Structured figure records
# # # # #
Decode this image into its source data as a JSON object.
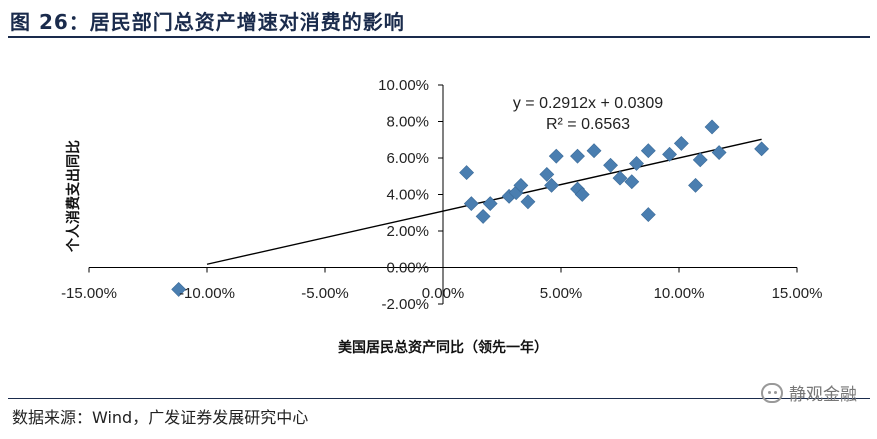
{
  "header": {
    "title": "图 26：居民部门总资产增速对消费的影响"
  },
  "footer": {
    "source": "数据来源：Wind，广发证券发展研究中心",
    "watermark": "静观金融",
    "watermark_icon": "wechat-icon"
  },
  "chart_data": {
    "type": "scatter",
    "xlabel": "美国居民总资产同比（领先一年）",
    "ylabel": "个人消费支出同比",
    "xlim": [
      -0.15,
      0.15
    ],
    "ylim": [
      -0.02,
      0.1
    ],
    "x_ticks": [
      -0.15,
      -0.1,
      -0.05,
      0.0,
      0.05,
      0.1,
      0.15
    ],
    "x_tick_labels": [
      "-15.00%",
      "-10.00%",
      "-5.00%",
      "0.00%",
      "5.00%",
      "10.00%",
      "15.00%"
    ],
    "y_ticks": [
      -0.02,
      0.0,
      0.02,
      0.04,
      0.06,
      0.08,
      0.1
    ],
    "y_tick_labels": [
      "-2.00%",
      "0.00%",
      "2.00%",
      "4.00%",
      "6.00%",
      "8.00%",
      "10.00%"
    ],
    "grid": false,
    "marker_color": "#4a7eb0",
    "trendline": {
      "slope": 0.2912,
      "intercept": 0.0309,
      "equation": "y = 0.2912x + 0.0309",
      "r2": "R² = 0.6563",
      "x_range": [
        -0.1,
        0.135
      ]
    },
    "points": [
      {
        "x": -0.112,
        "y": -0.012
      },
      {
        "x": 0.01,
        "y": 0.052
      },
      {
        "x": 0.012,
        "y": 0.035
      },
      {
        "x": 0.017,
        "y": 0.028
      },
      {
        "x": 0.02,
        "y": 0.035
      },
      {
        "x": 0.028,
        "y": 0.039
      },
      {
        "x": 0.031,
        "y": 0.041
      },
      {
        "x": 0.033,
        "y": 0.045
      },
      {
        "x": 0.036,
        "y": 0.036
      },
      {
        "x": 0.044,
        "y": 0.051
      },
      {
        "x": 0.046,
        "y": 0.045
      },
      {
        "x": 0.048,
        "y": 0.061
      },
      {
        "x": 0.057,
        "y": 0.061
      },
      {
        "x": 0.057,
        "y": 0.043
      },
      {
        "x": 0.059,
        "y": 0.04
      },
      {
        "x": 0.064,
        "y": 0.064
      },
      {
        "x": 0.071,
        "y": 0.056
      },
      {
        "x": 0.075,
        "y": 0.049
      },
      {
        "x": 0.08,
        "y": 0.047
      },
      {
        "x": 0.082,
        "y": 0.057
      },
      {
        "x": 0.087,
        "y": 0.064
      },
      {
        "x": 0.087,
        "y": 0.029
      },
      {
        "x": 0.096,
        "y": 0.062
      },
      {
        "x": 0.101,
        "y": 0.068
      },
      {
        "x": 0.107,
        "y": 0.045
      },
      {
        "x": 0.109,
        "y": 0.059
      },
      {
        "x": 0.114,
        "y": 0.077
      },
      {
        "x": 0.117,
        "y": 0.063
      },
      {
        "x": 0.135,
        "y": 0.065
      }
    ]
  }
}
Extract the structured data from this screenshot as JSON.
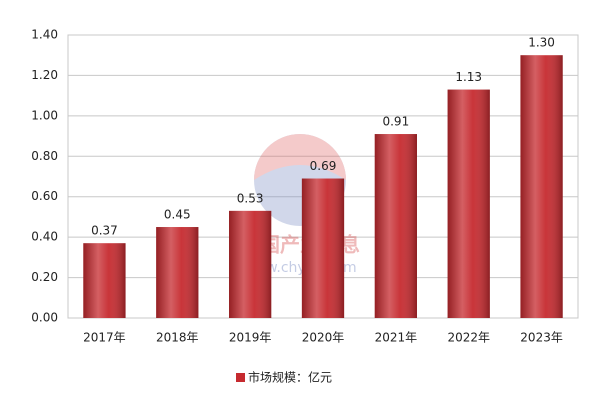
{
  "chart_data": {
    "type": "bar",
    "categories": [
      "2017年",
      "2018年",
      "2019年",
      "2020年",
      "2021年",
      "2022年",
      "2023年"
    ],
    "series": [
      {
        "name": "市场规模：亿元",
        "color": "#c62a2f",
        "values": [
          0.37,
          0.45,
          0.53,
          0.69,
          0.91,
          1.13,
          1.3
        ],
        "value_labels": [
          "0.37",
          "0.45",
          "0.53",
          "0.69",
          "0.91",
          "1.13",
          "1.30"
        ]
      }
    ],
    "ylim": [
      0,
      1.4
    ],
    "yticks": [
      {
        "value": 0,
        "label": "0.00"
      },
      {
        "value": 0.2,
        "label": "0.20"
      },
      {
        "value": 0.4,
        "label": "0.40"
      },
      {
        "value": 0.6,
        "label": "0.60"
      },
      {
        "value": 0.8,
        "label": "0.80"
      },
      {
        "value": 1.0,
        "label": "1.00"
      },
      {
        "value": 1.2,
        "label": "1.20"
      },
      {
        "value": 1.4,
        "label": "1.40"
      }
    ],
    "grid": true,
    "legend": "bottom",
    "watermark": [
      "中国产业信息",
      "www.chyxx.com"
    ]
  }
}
# # # # #
▶ [GOAL OF THE EXERCISE]:
Pictures stay out; repeat all the rest of the records exactly.

▶ [EXERCISE ANSWER]:
Decode this image into its source data as a JSON object.
{
  "header": {
    "title": "图 26：居民部门总资产增速对消费的影响"
  },
  "footer": {
    "source": "数据来源：Wind，广发证券发展研究中心",
    "watermark": "静观金融",
    "watermark_icon": "wechat-icon"
  },
  "chart_data": {
    "type": "scatter",
    "xlabel": "美国居民总资产同比（领先一年）",
    "ylabel": "个人消费支出同比",
    "xlim": [
      -0.15,
      0.15
    ],
    "ylim": [
      -0.02,
      0.1
    ],
    "x_ticks": [
      -0.15,
      -0.1,
      -0.05,
      0.0,
      0.05,
      0.1,
      0.15
    ],
    "x_tick_labels": [
      "-15.00%",
      "-10.00%",
      "-5.00%",
      "0.00%",
      "5.00%",
      "10.00%",
      "15.00%"
    ],
    "y_ticks": [
      -0.02,
      0.0,
      0.02,
      0.04,
      0.06,
      0.08,
      0.1
    ],
    "y_tick_labels": [
      "-2.00%",
      "0.00%",
      "2.00%",
      "4.00%",
      "6.00%",
      "8.00%",
      "10.00%"
    ],
    "grid": false,
    "marker_color": "#4a7eb0",
    "trendline": {
      "slope": 0.2912,
      "intercept": 0.0309,
      "equation": "y = 0.2912x + 0.0309",
      "r2": "R² = 0.6563",
      "x_range": [
        -0.1,
        0.135
      ]
    },
    "points": [
      {
        "x": -0.112,
        "y": -0.012
      },
      {
        "x": 0.01,
        "y": 0.052
      },
      {
        "x": 0.012,
        "y": 0.035
      },
      {
        "x": 0.017,
        "y": 0.028
      },
      {
        "x": 0.02,
        "y": 0.035
      },
      {
        "x": 0.028,
        "y": 0.039
      },
      {
        "x": 0.031,
        "y": 0.041
      },
      {
        "x": 0.033,
        "y": 0.045
      },
      {
        "x": 0.036,
        "y": 0.036
      },
      {
        "x": 0.044,
        "y": 0.051
      },
      {
        "x": 0.046,
        "y": 0.045
      },
      {
        "x": 0.048,
        "y": 0.061
      },
      {
        "x": 0.057,
        "y": 0.061
      },
      {
        "x": 0.057,
        "y": 0.043
      },
      {
        "x": 0.059,
        "y": 0.04
      },
      {
        "x": 0.064,
        "y": 0.064
      },
      {
        "x": 0.071,
        "y": 0.056
      },
      {
        "x": 0.075,
        "y": 0.049
      },
      {
        "x": 0.08,
        "y": 0.047
      },
      {
        "x": 0.082,
        "y": 0.057
      },
      {
        "x": 0.087,
        "y": 0.064
      },
      {
        "x": 0.087,
        "y": 0.029
      },
      {
        "x": 0.096,
        "y": 0.062
      },
      {
        "x": 0.101,
        "y": 0.068
      },
      {
        "x": 0.107,
        "y": 0.045
      },
      {
        "x": 0.109,
        "y": 0.059
      },
      {
        "x": 0.114,
        "y": 0.077
      },
      {
        "x": 0.117,
        "y": 0.063
      },
      {
        "x": 0.135,
        "y": 0.065
      }
    ]
  }
}
Extract the structured data from this screenshot as JSON.
{
  "chart_data": {
    "type": "bar",
    "categories": [
      "2017年",
      "2018年",
      "2019年",
      "2020年",
      "2021年",
      "2022年",
      "2023年"
    ],
    "series": [
      {
        "name": "市场规模：亿元",
        "color": "#c62a2f",
        "values": [
          0.37,
          0.45,
          0.53,
          0.69,
          0.91,
          1.13,
          1.3
        ],
        "value_labels": [
          "0.37",
          "0.45",
          "0.53",
          "0.69",
          "0.91",
          "1.13",
          "1.30"
        ]
      }
    ],
    "ylim": [
      0,
      1.4
    ],
    "yticks": [
      {
        "value": 0,
        "label": "0.00"
      },
      {
        "value": 0.2,
        "label": "0.20"
      },
      {
        "value": 0.4,
        "label": "0.40"
      },
      {
        "value": 0.6,
        "label": "0.60"
      },
      {
        "value": 0.8,
        "label": "0.80"
      },
      {
        "value": 1.0,
        "label": "1.00"
      },
      {
        "value": 1.2,
        "label": "1.20"
      },
      {
        "value": 1.4,
        "label": "1.40"
      }
    ],
    "grid": true,
    "legend": "bottom",
    "watermark": [
      "中国产业信息",
      "www.chyxx.com"
    ]
  }
}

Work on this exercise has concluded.